Written exercise: Lines containing the string "modern" are to be collected in full.

Stored items:
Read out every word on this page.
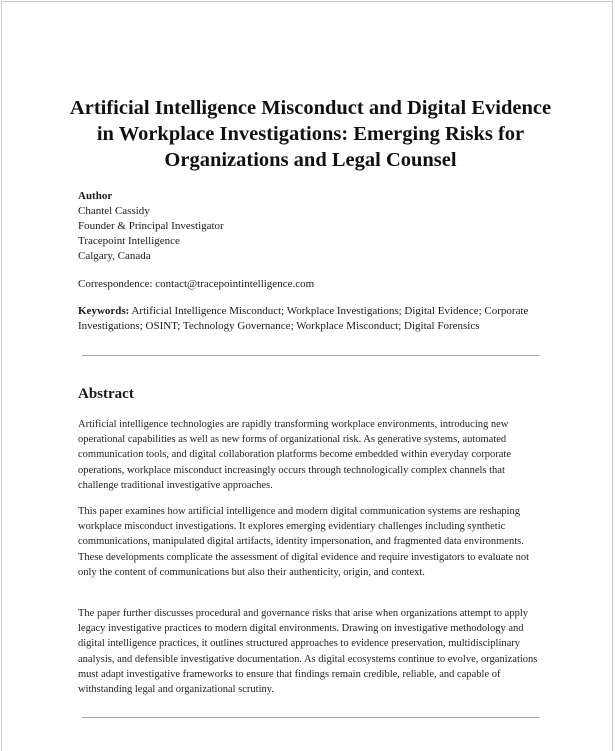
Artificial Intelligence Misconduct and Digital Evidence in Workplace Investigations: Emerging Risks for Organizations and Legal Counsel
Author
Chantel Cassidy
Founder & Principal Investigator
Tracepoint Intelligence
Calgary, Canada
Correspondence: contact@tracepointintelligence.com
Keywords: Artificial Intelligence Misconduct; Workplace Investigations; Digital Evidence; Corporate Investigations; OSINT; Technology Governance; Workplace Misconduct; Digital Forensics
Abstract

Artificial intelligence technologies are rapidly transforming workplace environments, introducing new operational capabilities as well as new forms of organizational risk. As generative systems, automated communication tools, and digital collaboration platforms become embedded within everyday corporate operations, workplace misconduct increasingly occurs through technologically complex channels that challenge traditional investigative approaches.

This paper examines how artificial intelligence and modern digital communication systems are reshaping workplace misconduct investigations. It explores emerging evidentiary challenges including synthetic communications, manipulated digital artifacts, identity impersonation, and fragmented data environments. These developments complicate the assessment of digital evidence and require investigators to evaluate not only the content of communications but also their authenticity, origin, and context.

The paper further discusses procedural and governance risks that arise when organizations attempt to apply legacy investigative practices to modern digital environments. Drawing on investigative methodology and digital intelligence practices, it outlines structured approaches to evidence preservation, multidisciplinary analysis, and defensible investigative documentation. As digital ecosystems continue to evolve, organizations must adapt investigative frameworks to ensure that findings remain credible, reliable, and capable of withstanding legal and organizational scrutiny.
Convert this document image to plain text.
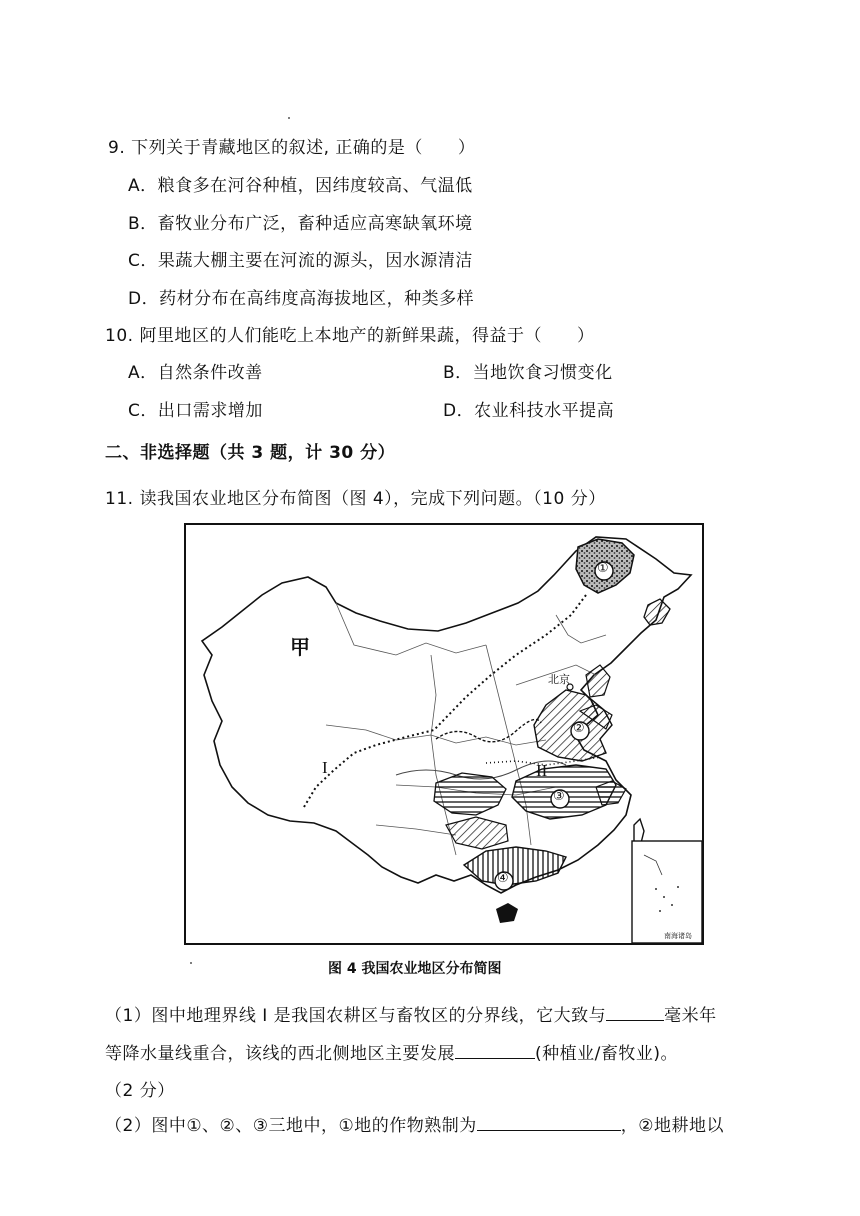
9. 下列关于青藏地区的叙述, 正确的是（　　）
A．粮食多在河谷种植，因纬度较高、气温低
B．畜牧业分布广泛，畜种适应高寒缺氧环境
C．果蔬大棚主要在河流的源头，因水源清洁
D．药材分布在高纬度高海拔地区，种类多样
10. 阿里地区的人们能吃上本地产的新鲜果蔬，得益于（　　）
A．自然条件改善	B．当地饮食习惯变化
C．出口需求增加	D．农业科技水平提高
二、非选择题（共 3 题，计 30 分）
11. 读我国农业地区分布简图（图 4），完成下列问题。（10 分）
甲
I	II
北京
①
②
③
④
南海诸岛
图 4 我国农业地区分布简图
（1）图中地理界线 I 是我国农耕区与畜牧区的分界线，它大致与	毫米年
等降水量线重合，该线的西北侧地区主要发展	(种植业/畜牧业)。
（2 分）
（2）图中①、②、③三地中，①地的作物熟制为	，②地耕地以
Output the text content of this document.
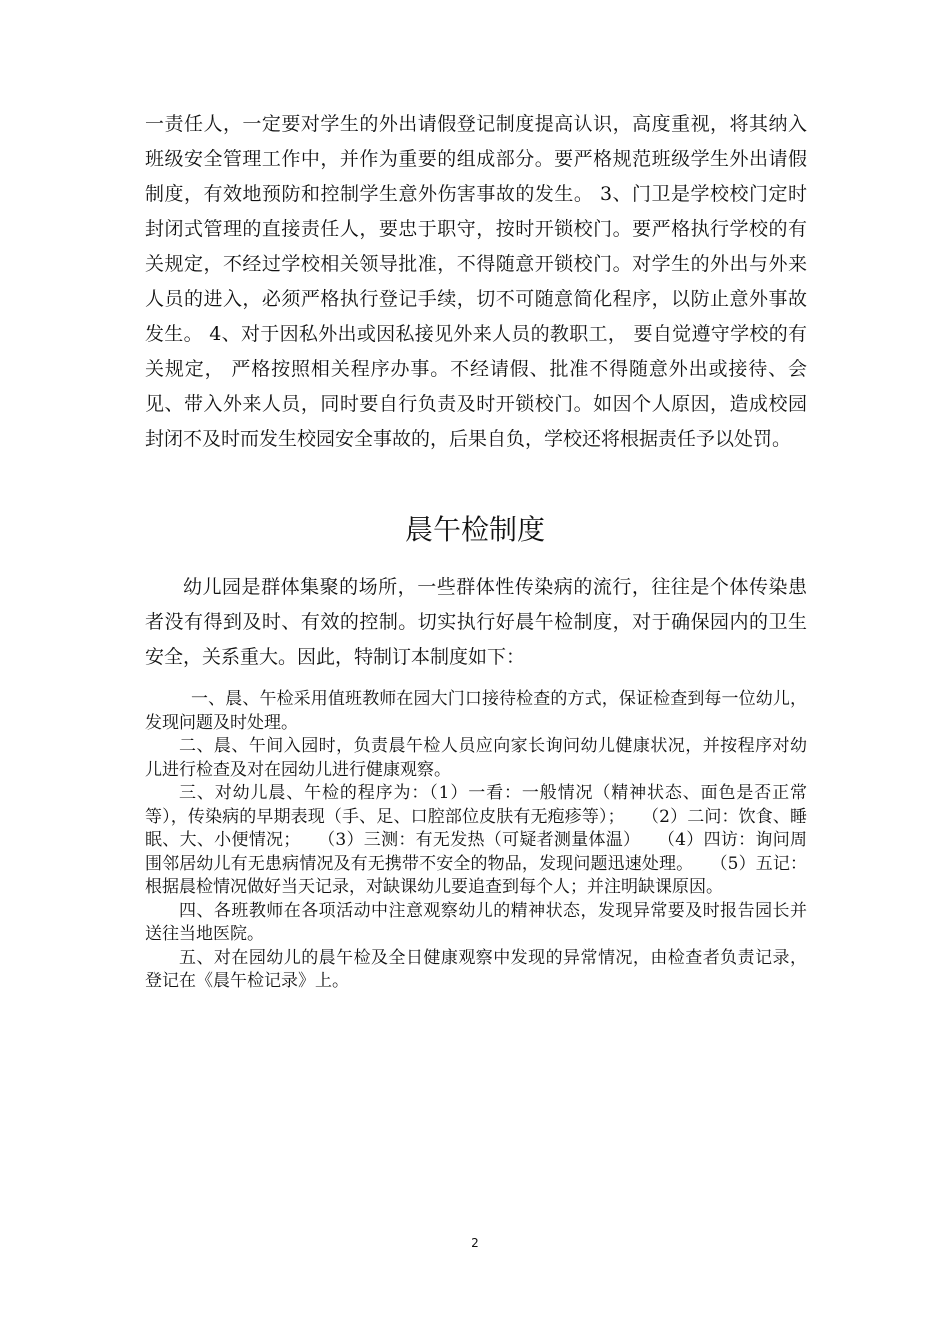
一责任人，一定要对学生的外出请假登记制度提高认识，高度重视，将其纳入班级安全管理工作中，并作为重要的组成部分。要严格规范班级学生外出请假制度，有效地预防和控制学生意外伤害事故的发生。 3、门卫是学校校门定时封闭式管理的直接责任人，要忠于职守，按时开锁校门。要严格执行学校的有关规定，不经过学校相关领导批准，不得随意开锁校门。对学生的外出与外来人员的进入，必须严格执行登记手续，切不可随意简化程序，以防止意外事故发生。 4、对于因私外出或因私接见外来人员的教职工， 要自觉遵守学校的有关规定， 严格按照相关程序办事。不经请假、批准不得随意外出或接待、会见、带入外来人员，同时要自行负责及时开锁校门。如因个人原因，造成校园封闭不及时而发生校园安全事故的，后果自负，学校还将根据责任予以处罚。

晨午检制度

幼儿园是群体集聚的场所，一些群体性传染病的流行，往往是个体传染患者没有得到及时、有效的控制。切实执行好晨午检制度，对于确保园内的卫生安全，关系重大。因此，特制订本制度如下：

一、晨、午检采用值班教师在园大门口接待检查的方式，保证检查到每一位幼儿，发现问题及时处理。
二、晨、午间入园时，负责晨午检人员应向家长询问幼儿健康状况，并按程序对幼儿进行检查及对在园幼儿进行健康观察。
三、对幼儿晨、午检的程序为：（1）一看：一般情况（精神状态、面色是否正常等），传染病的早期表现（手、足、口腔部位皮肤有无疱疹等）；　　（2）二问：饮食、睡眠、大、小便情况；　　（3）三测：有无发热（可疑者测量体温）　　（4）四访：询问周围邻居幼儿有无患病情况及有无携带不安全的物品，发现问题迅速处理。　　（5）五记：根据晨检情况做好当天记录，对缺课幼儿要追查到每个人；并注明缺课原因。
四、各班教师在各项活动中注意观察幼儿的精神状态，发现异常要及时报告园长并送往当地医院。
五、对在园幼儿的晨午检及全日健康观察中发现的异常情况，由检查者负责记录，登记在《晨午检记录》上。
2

* * *

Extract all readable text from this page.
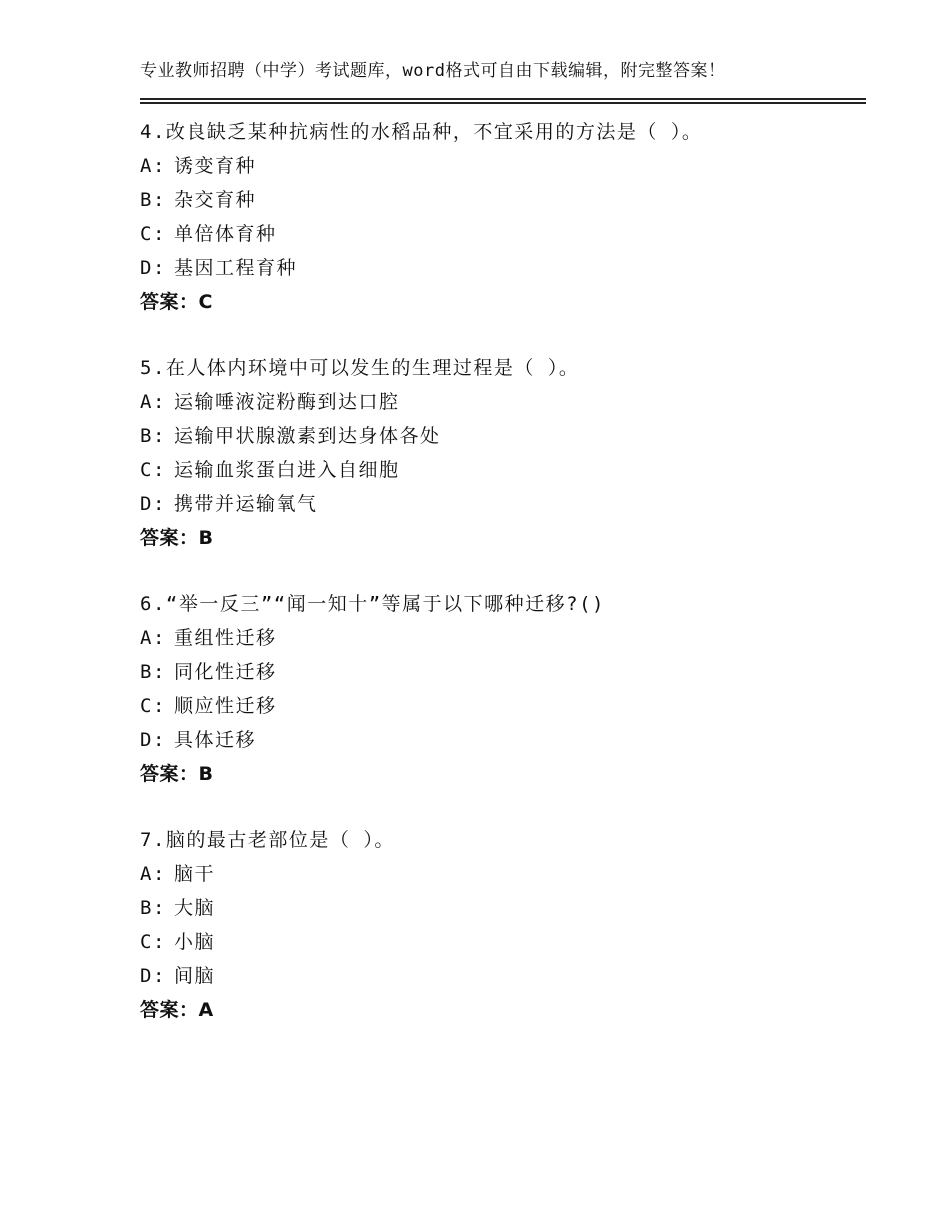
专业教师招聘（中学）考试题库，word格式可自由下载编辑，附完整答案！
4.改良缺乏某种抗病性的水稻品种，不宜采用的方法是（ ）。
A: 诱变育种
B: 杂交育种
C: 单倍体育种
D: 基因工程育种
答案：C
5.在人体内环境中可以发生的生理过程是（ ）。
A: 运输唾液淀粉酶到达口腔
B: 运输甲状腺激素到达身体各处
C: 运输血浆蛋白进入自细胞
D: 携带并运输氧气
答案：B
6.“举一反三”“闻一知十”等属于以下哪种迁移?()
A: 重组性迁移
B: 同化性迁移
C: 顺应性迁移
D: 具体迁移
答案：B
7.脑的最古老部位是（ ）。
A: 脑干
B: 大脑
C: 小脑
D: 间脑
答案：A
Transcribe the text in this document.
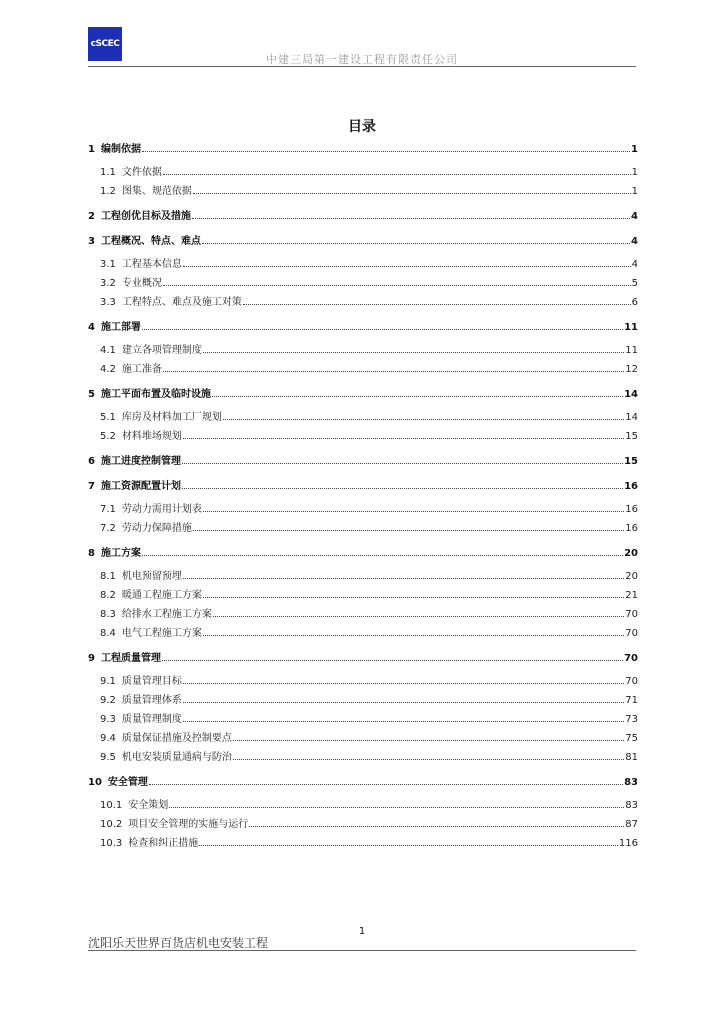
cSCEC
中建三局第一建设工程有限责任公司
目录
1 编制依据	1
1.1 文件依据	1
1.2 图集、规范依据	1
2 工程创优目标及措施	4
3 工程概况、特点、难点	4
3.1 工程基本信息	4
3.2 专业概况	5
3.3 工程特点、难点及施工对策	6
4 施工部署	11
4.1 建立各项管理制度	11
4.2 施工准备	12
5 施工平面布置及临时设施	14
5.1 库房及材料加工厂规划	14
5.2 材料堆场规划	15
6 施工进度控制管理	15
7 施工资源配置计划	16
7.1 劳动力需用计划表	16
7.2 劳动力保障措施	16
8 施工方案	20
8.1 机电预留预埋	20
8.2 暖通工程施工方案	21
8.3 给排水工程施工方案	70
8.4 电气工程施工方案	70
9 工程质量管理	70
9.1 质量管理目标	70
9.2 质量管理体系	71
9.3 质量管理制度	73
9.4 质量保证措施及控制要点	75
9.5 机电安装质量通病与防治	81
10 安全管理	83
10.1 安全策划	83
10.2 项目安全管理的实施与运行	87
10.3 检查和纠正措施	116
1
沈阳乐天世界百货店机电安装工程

Expected answer:
This paper examines how artificial intelligence and modern digital communication systems are reshaping workplace misconduct investigations. It explores emerging evidentiary challenges including synthetic communications, manipulated digital artifacts, identity impersonation, and fragmented data environments. These developments complicate the assessment of digital evidence and require investigators to evaluate not only the content of communications but also their authenticity, origin, and context.
The paper further discusses procedural and governance risks that arise when organizations attempt to apply legacy investigative practices to modern digital environments. Drawing on investigative methodology and digital intelligence practices, it outlines structured approaches to evidence preservation, multidisciplinary analysis, and defensible investigative documentation. As digital ecosystems continue to evolve, organizations must adapt investigative frameworks to ensure that findings remain credible, reliable, and capable of withstanding legal and organizational scrutiny.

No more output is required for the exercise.